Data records
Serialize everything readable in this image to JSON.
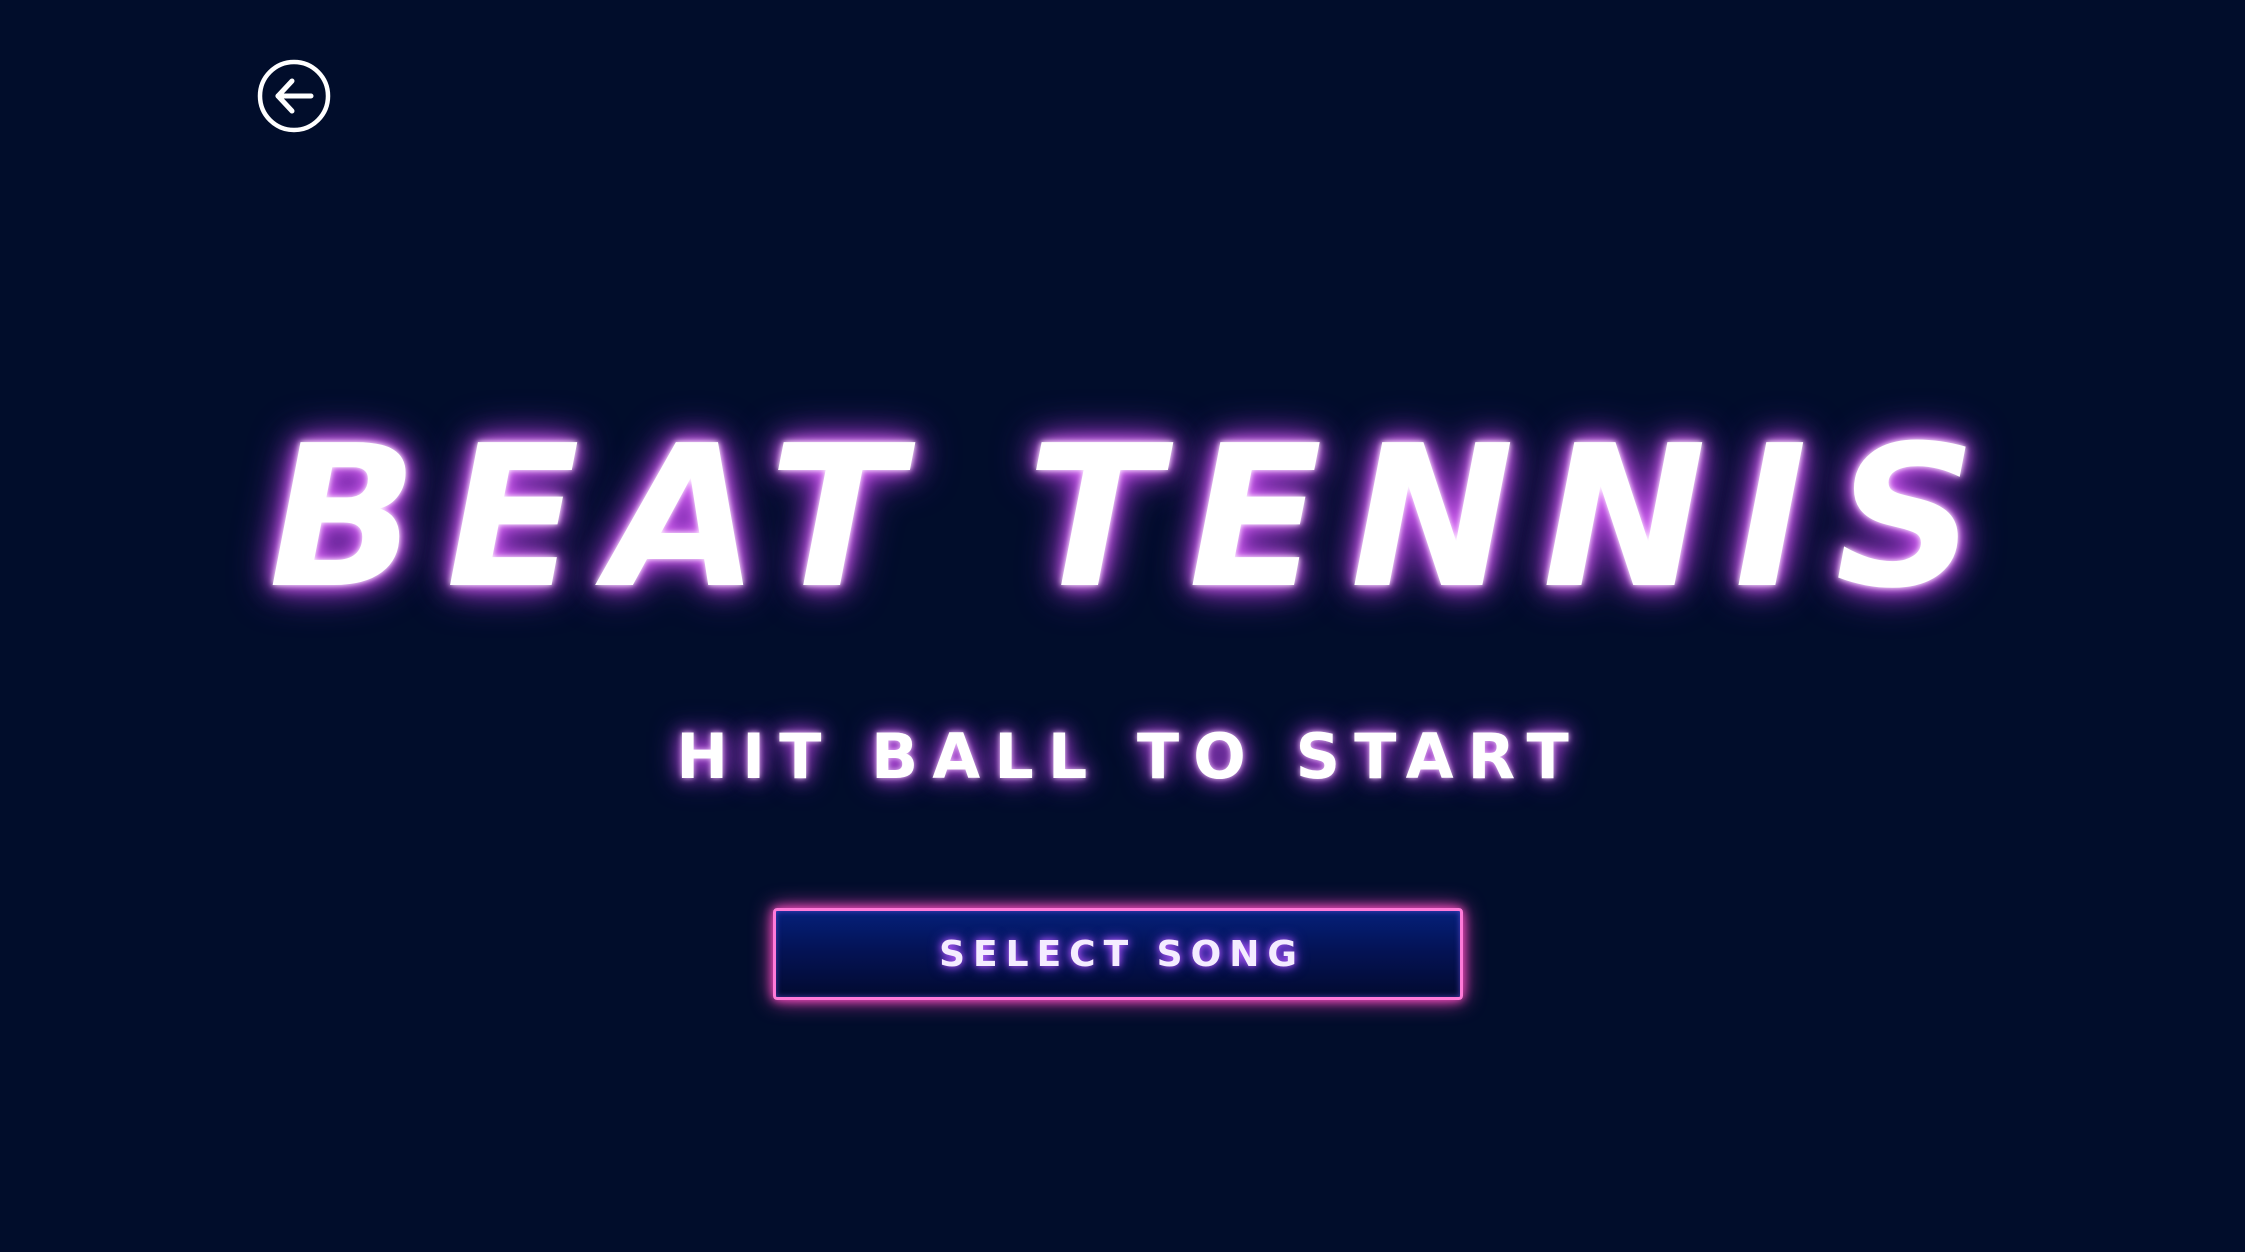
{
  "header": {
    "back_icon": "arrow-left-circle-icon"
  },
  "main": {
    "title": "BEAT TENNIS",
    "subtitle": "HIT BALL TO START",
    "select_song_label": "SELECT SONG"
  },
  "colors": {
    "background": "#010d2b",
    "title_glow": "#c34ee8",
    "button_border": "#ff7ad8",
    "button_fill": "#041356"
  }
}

**EXERCISE BRIEF**. Leave out the pictures and copy the rest of the material above exactly.

**THE OUTPUT**.
Serialize everything readable in this image to JSON.
{
  "header": {
    "back_icon": "arrow-left-circle-icon"
  },
  "main": {
    "title": "BEAT TENNIS",
    "subtitle": "HIT BALL TO START",
    "select_song_label": "SELECT SONG"
  },
  "colors": {
    "background": "#010d2b",
    "title_glow": "#c34ee8",
    "button_border": "#ff7ad8",
    "button_fill": "#041356"
  }
}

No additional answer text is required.